Required work: Copy whichever lines contain the string "nConductual".

Material shown:
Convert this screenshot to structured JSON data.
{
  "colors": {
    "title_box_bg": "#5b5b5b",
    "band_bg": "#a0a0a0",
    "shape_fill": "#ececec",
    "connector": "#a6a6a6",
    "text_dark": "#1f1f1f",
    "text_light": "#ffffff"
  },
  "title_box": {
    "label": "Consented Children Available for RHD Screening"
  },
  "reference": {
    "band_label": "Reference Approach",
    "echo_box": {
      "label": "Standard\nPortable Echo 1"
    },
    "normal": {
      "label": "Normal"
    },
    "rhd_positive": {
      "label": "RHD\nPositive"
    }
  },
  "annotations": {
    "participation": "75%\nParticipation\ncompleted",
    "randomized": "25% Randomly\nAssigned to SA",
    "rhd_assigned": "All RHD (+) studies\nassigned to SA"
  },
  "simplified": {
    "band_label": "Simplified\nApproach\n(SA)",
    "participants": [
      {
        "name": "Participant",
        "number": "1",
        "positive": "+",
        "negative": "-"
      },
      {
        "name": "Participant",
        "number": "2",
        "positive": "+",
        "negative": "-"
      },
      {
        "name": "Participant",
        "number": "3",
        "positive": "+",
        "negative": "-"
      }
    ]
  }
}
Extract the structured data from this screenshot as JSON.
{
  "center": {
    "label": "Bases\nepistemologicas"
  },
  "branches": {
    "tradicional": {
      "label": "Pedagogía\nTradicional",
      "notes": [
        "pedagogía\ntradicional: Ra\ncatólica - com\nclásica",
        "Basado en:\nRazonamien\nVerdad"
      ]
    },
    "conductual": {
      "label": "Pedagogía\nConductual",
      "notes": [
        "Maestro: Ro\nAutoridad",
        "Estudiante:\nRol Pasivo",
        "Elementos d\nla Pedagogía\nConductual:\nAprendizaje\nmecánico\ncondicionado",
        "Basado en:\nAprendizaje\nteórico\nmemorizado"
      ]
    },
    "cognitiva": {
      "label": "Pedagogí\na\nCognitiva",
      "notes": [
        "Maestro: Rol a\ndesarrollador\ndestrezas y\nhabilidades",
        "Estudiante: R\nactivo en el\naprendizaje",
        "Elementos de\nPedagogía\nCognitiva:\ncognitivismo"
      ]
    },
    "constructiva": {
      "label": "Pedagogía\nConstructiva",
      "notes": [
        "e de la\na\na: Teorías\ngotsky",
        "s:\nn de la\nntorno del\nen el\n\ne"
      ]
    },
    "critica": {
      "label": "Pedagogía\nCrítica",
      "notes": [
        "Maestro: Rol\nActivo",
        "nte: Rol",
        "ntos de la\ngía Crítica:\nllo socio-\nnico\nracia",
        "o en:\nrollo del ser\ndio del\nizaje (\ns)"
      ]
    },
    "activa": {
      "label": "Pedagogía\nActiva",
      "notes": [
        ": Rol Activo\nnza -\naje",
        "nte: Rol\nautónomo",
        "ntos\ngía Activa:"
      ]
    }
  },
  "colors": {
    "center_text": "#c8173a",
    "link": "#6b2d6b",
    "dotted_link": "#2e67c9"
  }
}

Task result:
      "label": "Pedagogía\nConductual",
        "Elementos d\nla Pedagogía\nConductual:\nAprendizaje\nmecánico\ncondicionado",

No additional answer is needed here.